Please write out the material below exactly as given.
====== Supplied data
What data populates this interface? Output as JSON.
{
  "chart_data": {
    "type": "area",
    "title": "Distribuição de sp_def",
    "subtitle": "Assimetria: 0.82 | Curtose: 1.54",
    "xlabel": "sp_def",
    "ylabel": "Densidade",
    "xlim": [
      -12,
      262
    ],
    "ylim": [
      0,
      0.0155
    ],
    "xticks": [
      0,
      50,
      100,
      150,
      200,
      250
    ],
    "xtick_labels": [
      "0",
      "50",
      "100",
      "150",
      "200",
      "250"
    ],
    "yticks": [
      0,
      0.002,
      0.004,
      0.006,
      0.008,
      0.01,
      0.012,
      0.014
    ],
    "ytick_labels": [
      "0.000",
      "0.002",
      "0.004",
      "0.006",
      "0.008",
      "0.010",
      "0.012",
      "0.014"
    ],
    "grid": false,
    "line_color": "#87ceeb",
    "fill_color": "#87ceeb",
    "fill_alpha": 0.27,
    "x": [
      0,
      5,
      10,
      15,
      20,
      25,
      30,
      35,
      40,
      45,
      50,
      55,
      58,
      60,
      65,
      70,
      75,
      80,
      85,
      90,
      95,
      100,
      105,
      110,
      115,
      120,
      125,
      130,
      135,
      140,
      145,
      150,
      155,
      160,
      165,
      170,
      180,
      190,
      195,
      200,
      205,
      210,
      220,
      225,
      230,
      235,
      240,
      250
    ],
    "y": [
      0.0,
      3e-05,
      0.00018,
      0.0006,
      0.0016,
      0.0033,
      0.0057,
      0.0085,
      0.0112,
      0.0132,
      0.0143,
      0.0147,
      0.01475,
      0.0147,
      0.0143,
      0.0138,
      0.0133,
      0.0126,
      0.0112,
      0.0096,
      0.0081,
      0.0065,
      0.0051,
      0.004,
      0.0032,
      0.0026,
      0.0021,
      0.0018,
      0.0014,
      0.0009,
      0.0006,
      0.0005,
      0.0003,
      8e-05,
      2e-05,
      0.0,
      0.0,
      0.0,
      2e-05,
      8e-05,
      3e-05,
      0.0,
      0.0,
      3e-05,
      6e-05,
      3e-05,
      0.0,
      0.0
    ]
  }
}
============
- _Correct output_
What data populates this interface? Output as JSON.
{
  "chart_data": {
    "type": "area",
    "title": "Distribuição de sp_def",
    "subtitle": "Assimetria: 0.82 | Curtose: 1.54",
    "xlabel": "sp_def",
    "ylabel": "Densidade",
    "xlim": [
      -12,
      262
    ],
    "ylim": [
      0,
      0.0155
    ],
    "xticks": [
      0,
      50,
      100,
      150,
      200,
      250
    ],
    "xtick_labels": [
      "0",
      "50",
      "100",
      "150",
      "200",
      "250"
    ],
    "yticks": [
      0,
      0.002,
      0.004,
      0.006,
      0.008,
      0.01,
      0.012,
      0.014
    ],
    "ytick_labels": [
      "0.000",
      "0.002",
      "0.004",
      "0.006",
      "0.008",
      "0.010",
      "0.012",
      "0.014"
    ],
    "grid": false,
    "line_color": "#87ceeb",
    "fill_color": "#87ceeb",
    "fill_alpha": 0.27,
    "x": [
      0,
      5,
      10,
      15,
      20,
      25,
      30,
      35,
      40,
      45,
      50,
      55,
      58,
      60,
      65,
      70,
      75,
      80,
      85,
      90,
      95,
      100,
      105,
      110,
      115,
      120,
      125,
      130,
      135,
      140,
      145,
      150,
      155,
      160,
      165,
      170,
      180,
      190,
      195,
      200,
      205,
      210,
      220,
      225,
      230,
      235,
      240,
      250
    ],
    "y": [
      0.0,
      3e-05,
      0.00018,
      0.0006,
      0.0016,
      0.0033,
      0.0057,
      0.0085,
      0.0112,
      0.0132,
      0.0143,
      0.0147,
      0.01475,
      0.0147,
      0.0143,
      0.0138,
      0.0133,
      0.0126,
      0.0112,
      0.0096,
      0.0081,
      0.0065,
      0.0051,
      0.004,
      0.0032,
      0.0026,
      0.0021,
      0.0018,
      0.0014,
      0.0009,
      0.0006,
      0.0005,
      0.0003,
      8e-05,
      2e-05,
      0.0,
      0.0,
      0.0,
      2e-05,
      8e-05,
      3e-05,
      0.0,
      0.0,
      3e-05,
      6e-05,
      3e-05,
      0.0,
      0.0
    ]
  }
}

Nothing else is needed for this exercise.